## BEGIN

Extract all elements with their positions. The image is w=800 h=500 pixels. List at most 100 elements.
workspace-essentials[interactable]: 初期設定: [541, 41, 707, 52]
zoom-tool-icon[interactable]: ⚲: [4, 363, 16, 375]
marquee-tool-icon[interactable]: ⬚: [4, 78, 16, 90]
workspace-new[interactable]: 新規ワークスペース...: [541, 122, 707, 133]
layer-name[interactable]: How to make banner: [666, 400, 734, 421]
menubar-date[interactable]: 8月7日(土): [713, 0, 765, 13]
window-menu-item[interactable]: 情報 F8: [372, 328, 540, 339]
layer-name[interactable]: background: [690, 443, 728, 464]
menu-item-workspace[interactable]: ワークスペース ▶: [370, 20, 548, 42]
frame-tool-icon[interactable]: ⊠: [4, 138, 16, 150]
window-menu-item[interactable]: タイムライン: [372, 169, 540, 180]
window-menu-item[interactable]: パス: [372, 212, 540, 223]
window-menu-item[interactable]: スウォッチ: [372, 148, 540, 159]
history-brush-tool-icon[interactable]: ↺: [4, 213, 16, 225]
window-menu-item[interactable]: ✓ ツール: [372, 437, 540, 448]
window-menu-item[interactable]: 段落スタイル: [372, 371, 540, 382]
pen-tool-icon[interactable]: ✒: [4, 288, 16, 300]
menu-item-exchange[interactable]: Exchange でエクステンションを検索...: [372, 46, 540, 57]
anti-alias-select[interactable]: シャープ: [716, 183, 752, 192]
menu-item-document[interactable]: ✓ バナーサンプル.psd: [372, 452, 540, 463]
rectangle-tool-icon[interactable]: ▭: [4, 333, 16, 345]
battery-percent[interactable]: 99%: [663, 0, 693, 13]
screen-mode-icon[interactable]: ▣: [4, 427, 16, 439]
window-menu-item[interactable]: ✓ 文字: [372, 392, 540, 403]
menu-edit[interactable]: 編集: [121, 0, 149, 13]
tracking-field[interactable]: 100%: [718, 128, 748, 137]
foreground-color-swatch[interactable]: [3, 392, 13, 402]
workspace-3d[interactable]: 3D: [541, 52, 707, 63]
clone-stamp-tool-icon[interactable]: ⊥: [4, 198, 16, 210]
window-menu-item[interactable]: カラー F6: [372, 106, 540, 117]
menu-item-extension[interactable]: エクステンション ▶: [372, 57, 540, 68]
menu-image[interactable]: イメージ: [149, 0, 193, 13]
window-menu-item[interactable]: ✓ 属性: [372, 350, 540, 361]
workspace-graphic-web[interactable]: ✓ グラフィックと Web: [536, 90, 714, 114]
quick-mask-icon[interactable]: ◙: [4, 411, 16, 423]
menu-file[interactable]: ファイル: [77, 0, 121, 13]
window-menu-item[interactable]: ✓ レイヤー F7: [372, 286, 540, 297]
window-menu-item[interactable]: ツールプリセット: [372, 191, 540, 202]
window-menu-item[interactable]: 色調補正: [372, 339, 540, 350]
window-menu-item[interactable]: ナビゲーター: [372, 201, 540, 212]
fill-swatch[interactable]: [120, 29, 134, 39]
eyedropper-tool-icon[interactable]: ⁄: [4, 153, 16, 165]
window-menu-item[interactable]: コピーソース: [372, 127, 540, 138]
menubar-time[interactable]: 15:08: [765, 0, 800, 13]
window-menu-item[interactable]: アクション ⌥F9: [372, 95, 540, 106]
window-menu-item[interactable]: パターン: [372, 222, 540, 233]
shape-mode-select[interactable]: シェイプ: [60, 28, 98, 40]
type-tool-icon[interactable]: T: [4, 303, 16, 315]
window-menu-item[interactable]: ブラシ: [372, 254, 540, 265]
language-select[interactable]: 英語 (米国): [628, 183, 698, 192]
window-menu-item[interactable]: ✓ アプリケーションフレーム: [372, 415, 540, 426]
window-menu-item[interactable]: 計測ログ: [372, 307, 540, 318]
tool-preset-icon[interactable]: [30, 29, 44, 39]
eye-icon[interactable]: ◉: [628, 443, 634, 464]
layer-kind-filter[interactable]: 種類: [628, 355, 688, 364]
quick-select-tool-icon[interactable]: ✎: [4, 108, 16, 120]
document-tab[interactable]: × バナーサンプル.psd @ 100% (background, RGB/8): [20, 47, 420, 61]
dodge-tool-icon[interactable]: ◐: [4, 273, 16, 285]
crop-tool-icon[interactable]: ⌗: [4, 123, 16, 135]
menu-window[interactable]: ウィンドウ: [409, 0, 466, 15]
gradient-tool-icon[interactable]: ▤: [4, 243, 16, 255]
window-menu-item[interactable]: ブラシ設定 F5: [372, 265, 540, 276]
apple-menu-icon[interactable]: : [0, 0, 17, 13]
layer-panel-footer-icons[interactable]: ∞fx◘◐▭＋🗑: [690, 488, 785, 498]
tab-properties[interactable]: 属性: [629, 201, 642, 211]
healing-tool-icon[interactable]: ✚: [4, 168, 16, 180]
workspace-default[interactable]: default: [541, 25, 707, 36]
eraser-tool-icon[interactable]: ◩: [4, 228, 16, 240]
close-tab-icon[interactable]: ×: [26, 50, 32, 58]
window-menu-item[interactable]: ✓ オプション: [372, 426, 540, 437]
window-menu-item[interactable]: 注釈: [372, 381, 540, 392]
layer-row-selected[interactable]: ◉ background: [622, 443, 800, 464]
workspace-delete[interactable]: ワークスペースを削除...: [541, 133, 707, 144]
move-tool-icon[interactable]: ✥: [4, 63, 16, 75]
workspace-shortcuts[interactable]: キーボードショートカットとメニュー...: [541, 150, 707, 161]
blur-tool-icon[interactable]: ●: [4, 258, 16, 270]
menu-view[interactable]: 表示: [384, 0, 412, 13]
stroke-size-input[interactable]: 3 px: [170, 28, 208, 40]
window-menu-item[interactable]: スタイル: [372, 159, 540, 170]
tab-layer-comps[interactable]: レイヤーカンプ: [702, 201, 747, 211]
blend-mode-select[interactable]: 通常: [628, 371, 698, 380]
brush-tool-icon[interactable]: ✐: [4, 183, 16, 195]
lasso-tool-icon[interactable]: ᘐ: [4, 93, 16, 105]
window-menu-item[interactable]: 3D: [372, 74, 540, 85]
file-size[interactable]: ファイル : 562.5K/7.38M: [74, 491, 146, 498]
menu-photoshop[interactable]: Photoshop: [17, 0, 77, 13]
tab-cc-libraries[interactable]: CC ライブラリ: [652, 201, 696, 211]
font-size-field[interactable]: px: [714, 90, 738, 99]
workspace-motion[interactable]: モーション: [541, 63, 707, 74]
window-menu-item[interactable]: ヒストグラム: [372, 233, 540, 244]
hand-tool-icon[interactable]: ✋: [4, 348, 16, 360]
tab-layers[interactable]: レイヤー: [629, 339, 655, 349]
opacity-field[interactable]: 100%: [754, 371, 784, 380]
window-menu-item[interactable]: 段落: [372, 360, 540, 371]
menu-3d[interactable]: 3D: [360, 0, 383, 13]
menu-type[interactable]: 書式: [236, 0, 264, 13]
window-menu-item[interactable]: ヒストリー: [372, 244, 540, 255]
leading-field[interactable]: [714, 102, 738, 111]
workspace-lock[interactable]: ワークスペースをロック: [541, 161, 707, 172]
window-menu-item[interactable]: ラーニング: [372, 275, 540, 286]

## END

What is required.
Reproduce every line of the entries above, character for character, with no changes.

Response for this exercise.
Extract all elements with their positions. The image is w=800 h=500 pixels. List at most 100 elements.
workspace-essentials[interactable]: 初期設定: [541, 41, 707, 52]
zoom-tool-icon[interactable]: ⚲: [4, 363, 16, 375]
marquee-tool-icon[interactable]: ⬚: [4, 78, 16, 90]
workspace-new[interactable]: 新規ワークスペース...: [541, 122, 707, 133]
layer-name[interactable]: How to make banner: [666, 400, 734, 421]
menubar-date[interactable]: 8月7日(土): [713, 0, 765, 13]
window-menu-item[interactable]: 情報 F8: [372, 328, 540, 339]
layer-name[interactable]: background: [690, 443, 728, 464]
menu-item-workspace[interactable]: ワークスペース ▶: [370, 20, 548, 42]
frame-tool-icon[interactable]: ⊠: [4, 138, 16, 150]
window-menu-item[interactable]: タイムライン: [372, 169, 540, 180]
window-menu-item[interactable]: パス: [372, 212, 540, 223]
window-menu-item[interactable]: スウォッチ: [372, 148, 540, 159]
history-brush-tool-icon[interactable]: ↺: [4, 213, 16, 225]
window-menu-item[interactable]: ✓ ツール: [372, 437, 540, 448]
window-menu-item[interactable]: 段落スタイル: [372, 371, 540, 382]
pen-tool-icon[interactable]: ✒: [4, 288, 16, 300]
menu-item-exchange[interactable]: Exchange でエクステンションを検索...: [372, 46, 540, 57]
anti-alias-select[interactable]: シャープ: [716, 183, 752, 192]
menu-item-document[interactable]: ✓ バナーサンプル.psd: [372, 452, 540, 463]
rectangle-tool-icon[interactable]: ▭: [4, 333, 16, 345]
battery-percent[interactable]: 99%: [663, 0, 693, 13]
screen-mode-icon[interactable]: ▣: [4, 427, 16, 439]
window-menu-item[interactable]: ✓ 文字: [372, 392, 540, 403]
menu-edit[interactable]: 編集: [121, 0, 149, 13]
tracking-field[interactable]: 100%: [718, 128, 748, 137]
foreground-color-swatch[interactable]: [3, 392, 13, 402]
workspace-3d[interactable]: 3D: [541, 52, 707, 63]
clone-stamp-tool-icon[interactable]: ⊥: [4, 198, 16, 210]
window-menu-item[interactable]: カラー F6: [372, 106, 540, 117]
menu-item-extension[interactable]: エクステンション ▶: [372, 57, 540, 68]
menu-image[interactable]: イメージ: [149, 0, 193, 13]
window-menu-item[interactable]: ✓ 属性: [372, 350, 540, 361]
workspace-graphic-web[interactable]: ✓ グラフィックと Web: [536, 90, 714, 114]
quick-mask-icon[interactable]: ◙: [4, 411, 16, 423]
menu-file[interactable]: ファイル: [77, 0, 121, 13]
window-menu-item[interactable]: ✓ レイヤー F7: [372, 286, 540, 297]
window-menu-item[interactable]: ツールプリセット: [372, 191, 540, 202]
window-menu-item[interactable]: 色調補正: [372, 339, 540, 350]
window-menu-item[interactable]: ナビゲーター: [372, 201, 540, 212]
fill-swatch[interactable]: [120, 29, 134, 39]
eyedropper-tool-icon[interactable]: ⁄: [4, 153, 16, 165]
window-menu-item[interactable]: コピーソース: [372, 127, 540, 138]
menubar-time[interactable]: 15:08: [765, 0, 800, 13]
window-menu-item[interactable]: アクション ⌥F9: [372, 95, 540, 106]
window-menu-item[interactable]: パターン: [372, 222, 540, 233]
shape-mode-select[interactable]: シェイプ: [60, 28, 98, 40]
type-tool-icon[interactable]: T: [4, 303, 16, 315]
window-menu-item[interactable]: ブラシ: [372, 254, 540, 265]
language-select[interactable]: 英語 (米国): [628, 183, 698, 192]
window-menu-item[interactable]: ✓ アプリケーションフレーム: [372, 415, 540, 426]
window-menu-item[interactable]: 計測ログ: [372, 307, 540, 318]
tool-preset-icon[interactable]: [30, 29, 44, 39]
eye-icon[interactable]: ◉: [628, 443, 634, 464]
layer-kind-filter[interactable]: 種類: [628, 355, 688, 364]
quick-select-tool-icon[interactable]: ✎: [4, 108, 16, 120]
document-tab[interactable]: × バナーサンプル.psd @ 100% (background, RGB/8): [20, 47, 420, 61]
dodge-tool-icon[interactable]: ◐: [4, 273, 16, 285]
crop-tool-icon[interactable]: ⌗: [4, 123, 16, 135]
menu-window[interactable]: ウィンドウ: [409, 0, 466, 15]
gradient-tool-icon[interactable]: ▤: [4, 243, 16, 255]
window-menu-item[interactable]: ブラシ設定 F5: [372, 265, 540, 276]
apple-menu-icon[interactable]: : [0, 0, 17, 13]
layer-panel-footer-icons[interactable]: ∞fx◘◐▭＋🗑: [690, 488, 785, 498]
tab-properties[interactable]: 属性: [629, 201, 642, 211]
healing-tool-icon[interactable]: ✚: [4, 168, 16, 180]
workspace-default[interactable]: default: [541, 25, 707, 36]
eraser-tool-icon[interactable]: ◩: [4, 228, 16, 240]
close-tab-icon[interactable]: ×: [26, 50, 32, 58]
window-menu-item[interactable]: ✓ オプション: [372, 426, 540, 437]
window-menu-item[interactable]: 注釈: [372, 381, 540, 392]
layer-row-selected[interactable]: ◉ background: [622, 443, 800, 464]
workspace-delete[interactable]: ワークスペースを削除...: [541, 133, 707, 144]
move-tool-icon[interactable]: ✥: [4, 63, 16, 75]
workspace-shortcuts[interactable]: キーボードショートカットとメニュー...: [541, 150, 707, 161]
blur-tool-icon[interactable]: ●: [4, 258, 16, 270]
menu-view[interactable]: 表示: [384, 0, 412, 13]
stroke-size-input[interactable]: 3 px: [170, 28, 208, 40]
window-menu-item[interactable]: スタイル: [372, 159, 540, 170]
tab-layer-comps[interactable]: レイヤーカンプ: [702, 201, 747, 211]
blend-mode-select[interactable]: 通常: [628, 371, 698, 380]
brush-tool-icon[interactable]: ✐: [4, 183, 16, 195]
lasso-tool-icon[interactable]: ᘐ: [4, 93, 16, 105]
window-menu-item[interactable]: 3D: [372, 74, 540, 85]
file-size[interactable]: ファイル : 562.5K/7.38M: [74, 491, 146, 498]
menu-photoshop[interactable]: Photoshop: [17, 0, 77, 13]
tab-cc-libraries[interactable]: CC ライブラリ: [652, 201, 696, 211]
font-size-field[interactable]: px: [714, 90, 738, 99]
workspace-motion[interactable]: モーション: [541, 63, 707, 74]
window-menu-item[interactable]: ヒストグラム: [372, 233, 540, 244]
hand-tool-icon[interactable]: ✋: [4, 348, 16, 360]
tab-layers[interactable]: レイヤー: [629, 339, 655, 349]
opacity-field[interactable]: 100%: [754, 371, 784, 380]
window-menu-item[interactable]: 段落: [372, 360, 540, 371]
menu-3d[interactable]: 3D: [360, 0, 383, 13]
menu-type[interactable]: 書式: [236, 0, 264, 13]
window-menu-item[interactable]: ヒストリー: [372, 244, 540, 255]
leading-field[interactable]: [714, 102, 738, 111]
workspace-lock[interactable]: ワークスペースをロック: [541, 161, 707, 172]
window-menu-item[interactable]: ラーニング: [372, 275, 540, 286]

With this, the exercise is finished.